> JOB: Retype the records from the line with "colorbar-swatch <box>927 596 970 619</box>" up to and including the line with "land <box>543 139 569 165</box>", keeping every character unchanged.

start RECORDS

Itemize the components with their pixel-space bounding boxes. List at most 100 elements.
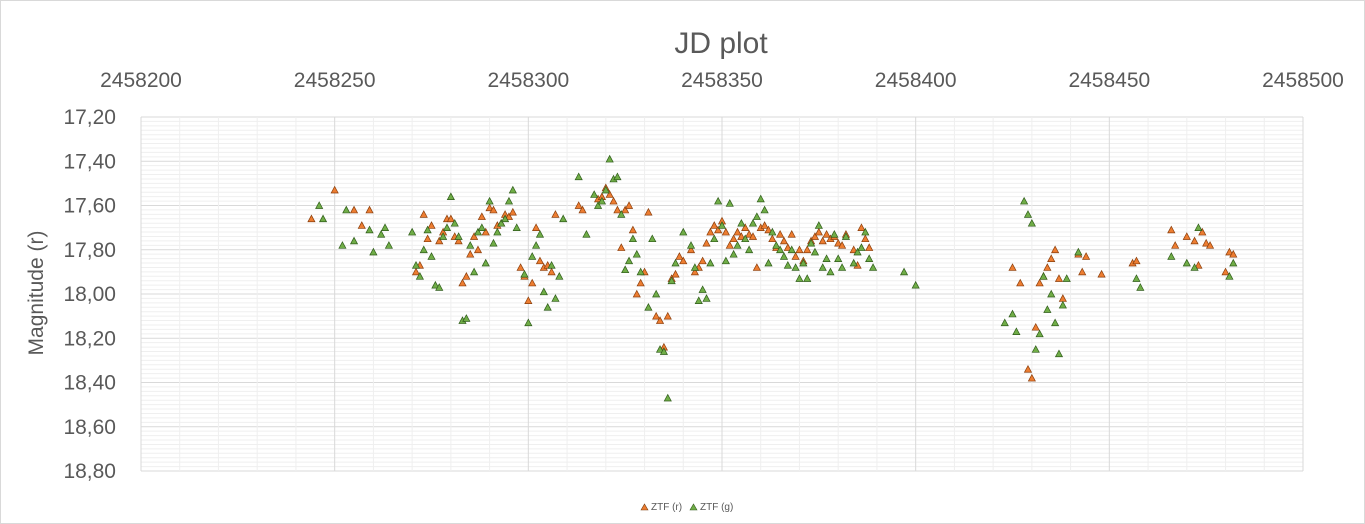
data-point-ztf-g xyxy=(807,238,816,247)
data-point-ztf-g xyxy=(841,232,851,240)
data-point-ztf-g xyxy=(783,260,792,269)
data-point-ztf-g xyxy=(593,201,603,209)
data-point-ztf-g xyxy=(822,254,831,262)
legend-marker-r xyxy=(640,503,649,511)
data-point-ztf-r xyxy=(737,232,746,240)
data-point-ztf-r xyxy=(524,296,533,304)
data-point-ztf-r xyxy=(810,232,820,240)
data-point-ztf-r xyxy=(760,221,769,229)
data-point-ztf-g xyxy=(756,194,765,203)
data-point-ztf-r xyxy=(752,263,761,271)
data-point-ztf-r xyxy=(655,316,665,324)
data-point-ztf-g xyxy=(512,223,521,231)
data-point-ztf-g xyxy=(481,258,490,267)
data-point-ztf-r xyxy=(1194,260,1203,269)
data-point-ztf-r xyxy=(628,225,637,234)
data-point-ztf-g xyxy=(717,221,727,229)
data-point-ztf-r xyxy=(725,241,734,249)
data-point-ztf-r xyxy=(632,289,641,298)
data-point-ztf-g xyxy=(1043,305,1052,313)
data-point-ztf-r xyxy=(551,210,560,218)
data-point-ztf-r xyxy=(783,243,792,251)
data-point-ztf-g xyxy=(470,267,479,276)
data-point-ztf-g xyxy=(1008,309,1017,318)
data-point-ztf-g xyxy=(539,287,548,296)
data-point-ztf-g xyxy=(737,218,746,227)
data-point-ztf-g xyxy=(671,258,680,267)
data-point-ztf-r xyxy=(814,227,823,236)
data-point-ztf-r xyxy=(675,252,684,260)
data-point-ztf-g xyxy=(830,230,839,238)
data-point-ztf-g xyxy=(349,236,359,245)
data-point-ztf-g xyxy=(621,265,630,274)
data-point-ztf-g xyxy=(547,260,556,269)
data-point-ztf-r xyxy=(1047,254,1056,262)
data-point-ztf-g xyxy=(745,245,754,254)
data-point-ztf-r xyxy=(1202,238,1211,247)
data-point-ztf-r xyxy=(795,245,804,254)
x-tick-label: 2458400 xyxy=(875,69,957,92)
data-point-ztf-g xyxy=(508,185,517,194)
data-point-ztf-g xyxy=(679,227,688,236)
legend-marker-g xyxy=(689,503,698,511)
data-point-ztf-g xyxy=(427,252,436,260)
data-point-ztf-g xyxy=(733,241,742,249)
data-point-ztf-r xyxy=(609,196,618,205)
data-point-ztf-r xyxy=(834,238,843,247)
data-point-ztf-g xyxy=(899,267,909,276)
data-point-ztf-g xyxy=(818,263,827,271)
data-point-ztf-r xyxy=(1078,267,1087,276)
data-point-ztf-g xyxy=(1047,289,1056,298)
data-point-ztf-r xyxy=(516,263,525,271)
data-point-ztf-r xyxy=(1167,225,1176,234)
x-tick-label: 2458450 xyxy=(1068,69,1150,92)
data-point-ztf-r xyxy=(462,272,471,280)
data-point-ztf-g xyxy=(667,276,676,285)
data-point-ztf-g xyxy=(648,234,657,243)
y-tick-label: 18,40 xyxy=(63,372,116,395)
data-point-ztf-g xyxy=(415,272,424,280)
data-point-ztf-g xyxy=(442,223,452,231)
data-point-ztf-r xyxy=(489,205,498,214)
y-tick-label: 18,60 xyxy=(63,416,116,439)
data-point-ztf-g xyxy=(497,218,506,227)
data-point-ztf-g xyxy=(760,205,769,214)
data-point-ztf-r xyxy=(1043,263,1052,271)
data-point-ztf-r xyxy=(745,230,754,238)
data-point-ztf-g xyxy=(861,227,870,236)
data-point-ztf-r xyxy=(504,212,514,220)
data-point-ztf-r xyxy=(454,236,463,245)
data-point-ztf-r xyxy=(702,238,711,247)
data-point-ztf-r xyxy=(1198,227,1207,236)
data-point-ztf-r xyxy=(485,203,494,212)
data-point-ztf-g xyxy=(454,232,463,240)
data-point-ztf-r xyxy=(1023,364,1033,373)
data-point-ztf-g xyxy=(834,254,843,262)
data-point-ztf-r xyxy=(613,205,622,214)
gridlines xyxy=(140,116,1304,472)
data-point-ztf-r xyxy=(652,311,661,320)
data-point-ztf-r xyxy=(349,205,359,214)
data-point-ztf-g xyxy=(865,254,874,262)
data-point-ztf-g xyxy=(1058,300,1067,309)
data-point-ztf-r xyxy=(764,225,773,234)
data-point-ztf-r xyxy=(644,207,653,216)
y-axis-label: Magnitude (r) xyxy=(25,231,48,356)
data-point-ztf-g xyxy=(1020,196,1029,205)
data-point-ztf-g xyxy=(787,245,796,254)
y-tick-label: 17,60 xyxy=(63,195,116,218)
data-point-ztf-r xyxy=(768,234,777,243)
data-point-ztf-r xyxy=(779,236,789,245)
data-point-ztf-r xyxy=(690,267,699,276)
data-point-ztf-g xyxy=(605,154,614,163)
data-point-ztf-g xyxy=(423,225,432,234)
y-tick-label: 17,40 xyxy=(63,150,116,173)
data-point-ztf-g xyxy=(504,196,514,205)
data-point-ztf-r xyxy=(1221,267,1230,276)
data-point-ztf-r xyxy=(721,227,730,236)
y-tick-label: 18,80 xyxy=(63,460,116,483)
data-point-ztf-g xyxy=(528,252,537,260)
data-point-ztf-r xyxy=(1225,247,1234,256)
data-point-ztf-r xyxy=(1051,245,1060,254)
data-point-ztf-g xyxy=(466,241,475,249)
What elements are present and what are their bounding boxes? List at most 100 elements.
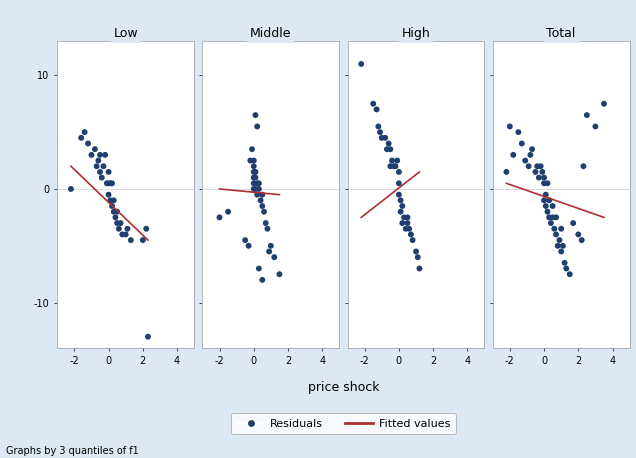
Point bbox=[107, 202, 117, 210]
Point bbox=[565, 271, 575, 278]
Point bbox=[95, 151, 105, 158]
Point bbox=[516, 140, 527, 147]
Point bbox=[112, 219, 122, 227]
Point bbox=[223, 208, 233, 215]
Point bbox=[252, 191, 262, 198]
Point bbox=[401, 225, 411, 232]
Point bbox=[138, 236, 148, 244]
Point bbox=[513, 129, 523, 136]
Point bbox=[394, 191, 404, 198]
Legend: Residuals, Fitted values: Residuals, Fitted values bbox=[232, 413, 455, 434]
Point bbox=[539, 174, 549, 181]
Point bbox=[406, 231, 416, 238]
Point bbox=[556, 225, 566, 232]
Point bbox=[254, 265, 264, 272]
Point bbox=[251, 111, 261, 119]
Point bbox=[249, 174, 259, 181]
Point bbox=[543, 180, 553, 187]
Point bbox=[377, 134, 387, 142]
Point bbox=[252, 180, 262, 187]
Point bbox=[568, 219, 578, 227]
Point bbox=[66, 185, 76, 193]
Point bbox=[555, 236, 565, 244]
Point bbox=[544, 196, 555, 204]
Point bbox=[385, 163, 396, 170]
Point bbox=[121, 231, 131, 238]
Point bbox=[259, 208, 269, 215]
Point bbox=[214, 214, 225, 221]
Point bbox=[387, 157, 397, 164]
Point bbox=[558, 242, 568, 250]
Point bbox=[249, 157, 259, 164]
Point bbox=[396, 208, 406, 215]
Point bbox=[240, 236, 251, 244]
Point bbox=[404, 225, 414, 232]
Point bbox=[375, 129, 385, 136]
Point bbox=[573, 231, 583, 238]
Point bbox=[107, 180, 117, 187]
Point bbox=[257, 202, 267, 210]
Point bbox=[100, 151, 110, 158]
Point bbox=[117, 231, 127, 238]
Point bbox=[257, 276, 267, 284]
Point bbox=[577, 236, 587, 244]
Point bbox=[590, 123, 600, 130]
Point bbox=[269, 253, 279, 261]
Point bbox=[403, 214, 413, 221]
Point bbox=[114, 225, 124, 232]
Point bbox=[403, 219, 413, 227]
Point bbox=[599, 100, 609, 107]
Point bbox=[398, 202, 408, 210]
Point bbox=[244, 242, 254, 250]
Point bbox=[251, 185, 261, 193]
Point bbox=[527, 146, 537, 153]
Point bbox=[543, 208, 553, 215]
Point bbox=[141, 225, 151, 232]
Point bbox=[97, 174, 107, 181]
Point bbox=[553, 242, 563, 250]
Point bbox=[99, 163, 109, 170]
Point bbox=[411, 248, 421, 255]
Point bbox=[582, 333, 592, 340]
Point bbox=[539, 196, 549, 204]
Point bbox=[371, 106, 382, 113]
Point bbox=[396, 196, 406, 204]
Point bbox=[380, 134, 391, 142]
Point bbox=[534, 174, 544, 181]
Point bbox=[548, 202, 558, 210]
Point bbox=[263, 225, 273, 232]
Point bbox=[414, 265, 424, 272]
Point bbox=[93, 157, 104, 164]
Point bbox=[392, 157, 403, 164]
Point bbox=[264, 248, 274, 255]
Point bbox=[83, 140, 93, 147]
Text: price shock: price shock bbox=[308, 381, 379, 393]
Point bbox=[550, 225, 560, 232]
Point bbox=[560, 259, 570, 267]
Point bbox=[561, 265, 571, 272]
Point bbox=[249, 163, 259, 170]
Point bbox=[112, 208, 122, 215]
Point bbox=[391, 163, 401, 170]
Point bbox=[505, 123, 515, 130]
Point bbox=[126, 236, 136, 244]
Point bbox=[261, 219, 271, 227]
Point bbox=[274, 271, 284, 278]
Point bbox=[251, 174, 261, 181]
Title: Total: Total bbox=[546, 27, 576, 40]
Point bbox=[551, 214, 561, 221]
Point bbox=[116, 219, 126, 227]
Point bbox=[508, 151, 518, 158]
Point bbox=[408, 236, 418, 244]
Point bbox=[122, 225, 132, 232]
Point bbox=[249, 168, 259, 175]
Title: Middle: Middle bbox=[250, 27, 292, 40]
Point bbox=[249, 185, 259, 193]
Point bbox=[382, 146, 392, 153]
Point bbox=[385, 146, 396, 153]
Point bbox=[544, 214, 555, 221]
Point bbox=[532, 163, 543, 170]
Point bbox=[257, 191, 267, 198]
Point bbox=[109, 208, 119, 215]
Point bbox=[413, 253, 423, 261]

end RECORDS
start RECORDS

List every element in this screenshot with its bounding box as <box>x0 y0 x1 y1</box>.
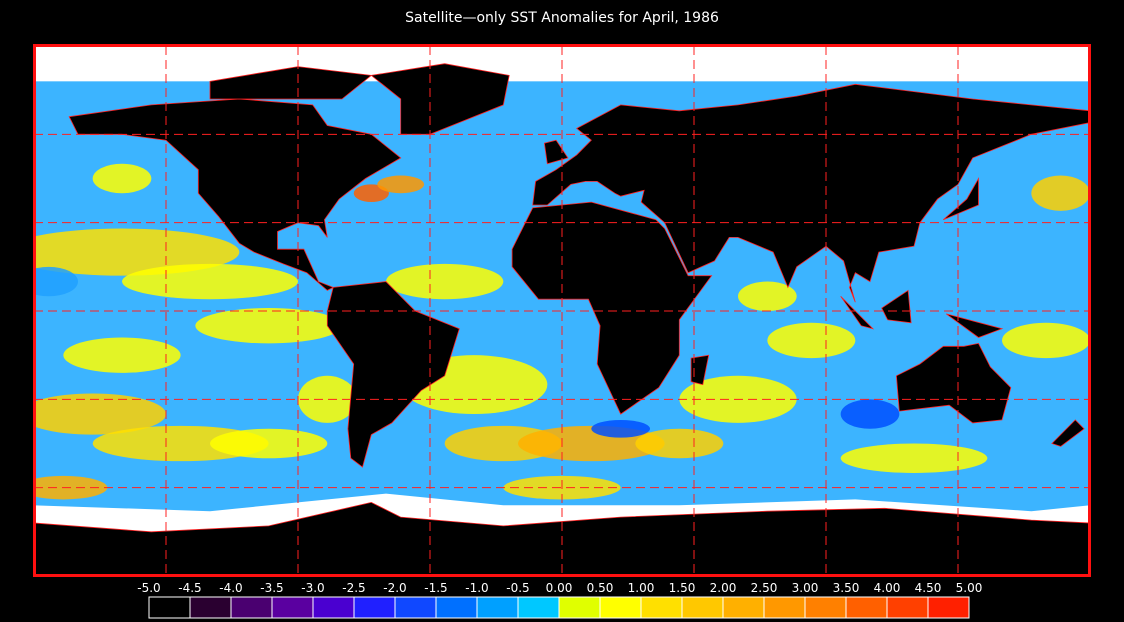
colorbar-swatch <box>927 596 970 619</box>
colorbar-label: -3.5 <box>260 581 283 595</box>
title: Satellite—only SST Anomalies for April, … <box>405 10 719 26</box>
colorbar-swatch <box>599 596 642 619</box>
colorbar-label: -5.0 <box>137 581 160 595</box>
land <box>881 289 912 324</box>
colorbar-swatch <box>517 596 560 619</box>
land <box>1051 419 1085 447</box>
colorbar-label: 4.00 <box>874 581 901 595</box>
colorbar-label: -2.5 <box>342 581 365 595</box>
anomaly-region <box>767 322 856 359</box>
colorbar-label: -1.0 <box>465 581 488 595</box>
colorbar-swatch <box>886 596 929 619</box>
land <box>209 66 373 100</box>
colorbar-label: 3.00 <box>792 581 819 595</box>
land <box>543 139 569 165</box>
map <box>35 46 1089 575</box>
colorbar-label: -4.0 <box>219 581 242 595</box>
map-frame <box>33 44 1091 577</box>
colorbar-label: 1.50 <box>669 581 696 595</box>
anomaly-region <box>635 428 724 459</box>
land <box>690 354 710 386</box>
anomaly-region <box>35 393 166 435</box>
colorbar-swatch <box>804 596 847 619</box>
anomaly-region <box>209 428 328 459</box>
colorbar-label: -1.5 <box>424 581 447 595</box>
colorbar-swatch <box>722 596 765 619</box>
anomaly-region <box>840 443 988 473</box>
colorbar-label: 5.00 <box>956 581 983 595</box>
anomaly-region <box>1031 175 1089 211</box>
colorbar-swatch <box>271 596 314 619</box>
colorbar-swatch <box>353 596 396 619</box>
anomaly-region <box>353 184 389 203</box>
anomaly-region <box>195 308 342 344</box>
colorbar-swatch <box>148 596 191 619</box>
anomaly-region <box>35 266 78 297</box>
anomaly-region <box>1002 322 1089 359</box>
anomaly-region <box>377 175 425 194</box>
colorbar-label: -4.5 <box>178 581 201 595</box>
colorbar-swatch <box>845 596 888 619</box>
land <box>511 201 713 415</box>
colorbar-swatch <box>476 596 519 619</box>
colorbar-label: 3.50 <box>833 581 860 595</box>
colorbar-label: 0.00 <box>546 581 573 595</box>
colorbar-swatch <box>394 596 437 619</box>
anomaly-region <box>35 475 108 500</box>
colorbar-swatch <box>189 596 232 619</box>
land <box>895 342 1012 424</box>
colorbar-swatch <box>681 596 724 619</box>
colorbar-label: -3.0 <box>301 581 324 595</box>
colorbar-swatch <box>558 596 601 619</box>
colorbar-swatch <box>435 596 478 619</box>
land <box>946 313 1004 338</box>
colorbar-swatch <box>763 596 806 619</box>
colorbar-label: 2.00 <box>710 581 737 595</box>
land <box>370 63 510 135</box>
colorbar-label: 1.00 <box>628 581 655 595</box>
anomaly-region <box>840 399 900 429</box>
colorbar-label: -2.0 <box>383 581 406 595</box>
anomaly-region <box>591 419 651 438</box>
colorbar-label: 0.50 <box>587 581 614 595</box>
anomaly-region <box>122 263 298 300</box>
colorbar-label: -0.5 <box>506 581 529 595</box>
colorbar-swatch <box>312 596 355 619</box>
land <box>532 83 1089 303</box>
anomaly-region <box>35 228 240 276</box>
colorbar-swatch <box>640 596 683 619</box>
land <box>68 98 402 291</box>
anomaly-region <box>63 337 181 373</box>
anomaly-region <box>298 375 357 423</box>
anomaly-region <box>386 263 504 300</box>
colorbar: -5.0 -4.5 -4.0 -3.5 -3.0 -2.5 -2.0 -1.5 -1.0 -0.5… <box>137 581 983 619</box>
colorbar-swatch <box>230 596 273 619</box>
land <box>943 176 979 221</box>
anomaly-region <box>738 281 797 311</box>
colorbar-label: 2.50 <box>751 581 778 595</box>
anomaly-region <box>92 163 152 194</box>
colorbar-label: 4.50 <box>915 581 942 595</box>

end RECORDS

> COMPLETE RESPONSE:
colorbar-swatch <box>927 596 970 619</box>
colorbar-label: -3.5 <box>260 581 283 595</box>
title: Satellite—only SST Anomalies for April, … <box>405 10 719 26</box>
colorbar-swatch <box>599 596 642 619</box>
colorbar-label: -5.0 <box>137 581 160 595</box>
land <box>881 289 912 324</box>
colorbar-swatch <box>517 596 560 619</box>
land <box>1051 419 1085 447</box>
colorbar-label: 4.00 <box>874 581 901 595</box>
colorbar-label: -2.5 <box>342 581 365 595</box>
anomaly-region <box>767 322 856 359</box>
colorbar-label: -1.0 <box>465 581 488 595</box>
colorbar-swatch <box>886 596 929 619</box>
land <box>209 66 373 100</box>
colorbar-label: 3.00 <box>792 581 819 595</box>
land <box>543 139 569 165</box>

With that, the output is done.